-- Start of RECORDS SUPPLIED --
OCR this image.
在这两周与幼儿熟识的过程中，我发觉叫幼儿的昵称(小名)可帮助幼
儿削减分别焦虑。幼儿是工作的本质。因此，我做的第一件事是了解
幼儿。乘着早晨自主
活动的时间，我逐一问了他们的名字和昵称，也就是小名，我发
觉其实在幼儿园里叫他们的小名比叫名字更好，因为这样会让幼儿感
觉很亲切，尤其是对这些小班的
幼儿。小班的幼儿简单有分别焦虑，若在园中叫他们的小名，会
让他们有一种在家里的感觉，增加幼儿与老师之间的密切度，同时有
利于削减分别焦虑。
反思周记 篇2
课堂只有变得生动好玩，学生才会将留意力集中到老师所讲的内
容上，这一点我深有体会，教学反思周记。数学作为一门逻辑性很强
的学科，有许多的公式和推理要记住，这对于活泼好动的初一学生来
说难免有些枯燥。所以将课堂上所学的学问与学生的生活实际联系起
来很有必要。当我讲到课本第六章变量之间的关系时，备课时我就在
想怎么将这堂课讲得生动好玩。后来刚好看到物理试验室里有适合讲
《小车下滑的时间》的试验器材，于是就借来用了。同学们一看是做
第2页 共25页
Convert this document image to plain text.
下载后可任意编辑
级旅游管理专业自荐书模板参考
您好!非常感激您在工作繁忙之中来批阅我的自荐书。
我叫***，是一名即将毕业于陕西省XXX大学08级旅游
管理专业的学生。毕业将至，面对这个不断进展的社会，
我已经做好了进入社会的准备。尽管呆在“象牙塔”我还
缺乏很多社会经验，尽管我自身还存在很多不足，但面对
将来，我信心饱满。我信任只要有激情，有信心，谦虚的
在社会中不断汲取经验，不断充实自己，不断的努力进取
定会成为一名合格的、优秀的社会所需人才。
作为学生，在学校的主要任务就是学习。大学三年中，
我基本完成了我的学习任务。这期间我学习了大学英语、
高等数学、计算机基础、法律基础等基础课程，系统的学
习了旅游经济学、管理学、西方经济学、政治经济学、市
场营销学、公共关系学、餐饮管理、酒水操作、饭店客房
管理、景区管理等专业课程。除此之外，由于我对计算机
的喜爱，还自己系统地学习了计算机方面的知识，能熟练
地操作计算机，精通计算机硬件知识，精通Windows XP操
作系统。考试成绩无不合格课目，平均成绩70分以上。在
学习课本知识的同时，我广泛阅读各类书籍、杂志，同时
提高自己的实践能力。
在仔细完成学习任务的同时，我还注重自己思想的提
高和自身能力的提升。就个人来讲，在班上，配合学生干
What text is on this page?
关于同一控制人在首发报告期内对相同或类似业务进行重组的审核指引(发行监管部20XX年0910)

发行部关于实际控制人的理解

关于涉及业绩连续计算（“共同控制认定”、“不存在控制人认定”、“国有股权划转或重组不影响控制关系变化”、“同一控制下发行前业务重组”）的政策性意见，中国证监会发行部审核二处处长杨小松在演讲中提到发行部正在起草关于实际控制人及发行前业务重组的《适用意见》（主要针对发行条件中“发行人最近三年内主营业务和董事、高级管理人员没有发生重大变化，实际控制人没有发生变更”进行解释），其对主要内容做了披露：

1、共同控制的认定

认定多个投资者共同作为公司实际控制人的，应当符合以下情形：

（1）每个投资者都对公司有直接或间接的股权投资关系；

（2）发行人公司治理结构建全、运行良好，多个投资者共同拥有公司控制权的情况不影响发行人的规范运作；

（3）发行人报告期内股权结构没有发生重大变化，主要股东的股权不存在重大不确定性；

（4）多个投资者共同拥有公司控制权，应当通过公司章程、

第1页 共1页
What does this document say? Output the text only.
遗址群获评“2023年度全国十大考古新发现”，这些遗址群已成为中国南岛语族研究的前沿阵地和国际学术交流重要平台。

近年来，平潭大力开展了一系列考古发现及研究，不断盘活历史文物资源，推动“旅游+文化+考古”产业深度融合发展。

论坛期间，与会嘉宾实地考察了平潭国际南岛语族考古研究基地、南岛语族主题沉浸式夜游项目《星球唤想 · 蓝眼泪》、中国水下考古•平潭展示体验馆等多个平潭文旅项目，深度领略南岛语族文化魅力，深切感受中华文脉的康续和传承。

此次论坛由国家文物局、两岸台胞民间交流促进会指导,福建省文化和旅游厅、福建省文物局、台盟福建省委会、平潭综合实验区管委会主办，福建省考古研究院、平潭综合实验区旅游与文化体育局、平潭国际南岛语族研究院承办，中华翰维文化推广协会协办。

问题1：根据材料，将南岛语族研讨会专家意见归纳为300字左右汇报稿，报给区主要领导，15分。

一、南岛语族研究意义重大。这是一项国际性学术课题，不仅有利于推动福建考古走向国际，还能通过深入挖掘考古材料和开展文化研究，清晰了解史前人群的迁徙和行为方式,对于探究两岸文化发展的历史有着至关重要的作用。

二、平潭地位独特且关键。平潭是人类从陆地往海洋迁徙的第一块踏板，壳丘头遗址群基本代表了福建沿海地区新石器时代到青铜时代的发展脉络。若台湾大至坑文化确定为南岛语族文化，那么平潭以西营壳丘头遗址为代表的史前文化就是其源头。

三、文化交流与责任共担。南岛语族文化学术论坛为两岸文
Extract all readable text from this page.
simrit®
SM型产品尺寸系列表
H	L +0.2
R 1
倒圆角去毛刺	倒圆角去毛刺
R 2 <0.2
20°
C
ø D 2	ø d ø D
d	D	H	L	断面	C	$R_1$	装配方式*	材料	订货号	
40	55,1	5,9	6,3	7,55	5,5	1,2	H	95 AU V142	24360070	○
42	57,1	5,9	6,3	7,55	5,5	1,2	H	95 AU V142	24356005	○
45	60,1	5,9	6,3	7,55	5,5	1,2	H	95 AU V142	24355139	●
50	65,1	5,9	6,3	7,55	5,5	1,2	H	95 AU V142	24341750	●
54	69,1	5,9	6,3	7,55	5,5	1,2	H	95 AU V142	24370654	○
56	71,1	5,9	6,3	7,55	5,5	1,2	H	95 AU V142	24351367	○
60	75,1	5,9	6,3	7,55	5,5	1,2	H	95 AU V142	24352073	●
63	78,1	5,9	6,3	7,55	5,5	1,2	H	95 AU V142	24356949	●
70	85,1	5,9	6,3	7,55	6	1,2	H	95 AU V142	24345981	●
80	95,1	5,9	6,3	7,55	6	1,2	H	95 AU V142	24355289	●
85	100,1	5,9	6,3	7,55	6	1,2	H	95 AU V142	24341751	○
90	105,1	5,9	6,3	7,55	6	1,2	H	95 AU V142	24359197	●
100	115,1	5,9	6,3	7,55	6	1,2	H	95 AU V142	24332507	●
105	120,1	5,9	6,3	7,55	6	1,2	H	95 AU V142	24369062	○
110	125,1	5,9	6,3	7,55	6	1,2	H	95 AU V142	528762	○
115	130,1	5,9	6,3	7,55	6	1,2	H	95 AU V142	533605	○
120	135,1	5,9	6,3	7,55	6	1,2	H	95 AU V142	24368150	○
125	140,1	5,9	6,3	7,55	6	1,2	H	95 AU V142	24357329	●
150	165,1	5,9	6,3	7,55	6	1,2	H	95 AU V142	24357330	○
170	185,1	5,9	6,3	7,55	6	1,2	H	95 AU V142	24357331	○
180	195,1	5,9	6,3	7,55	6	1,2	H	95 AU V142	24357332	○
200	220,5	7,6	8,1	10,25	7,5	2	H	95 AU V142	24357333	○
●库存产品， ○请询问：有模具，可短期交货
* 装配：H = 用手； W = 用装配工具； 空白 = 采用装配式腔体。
-- End of RECORDS SUPPLIED --
Show, from the listing above, each line that contains the word "image".

■ RESULT:
OCR this image.
Convert this document image to plain text.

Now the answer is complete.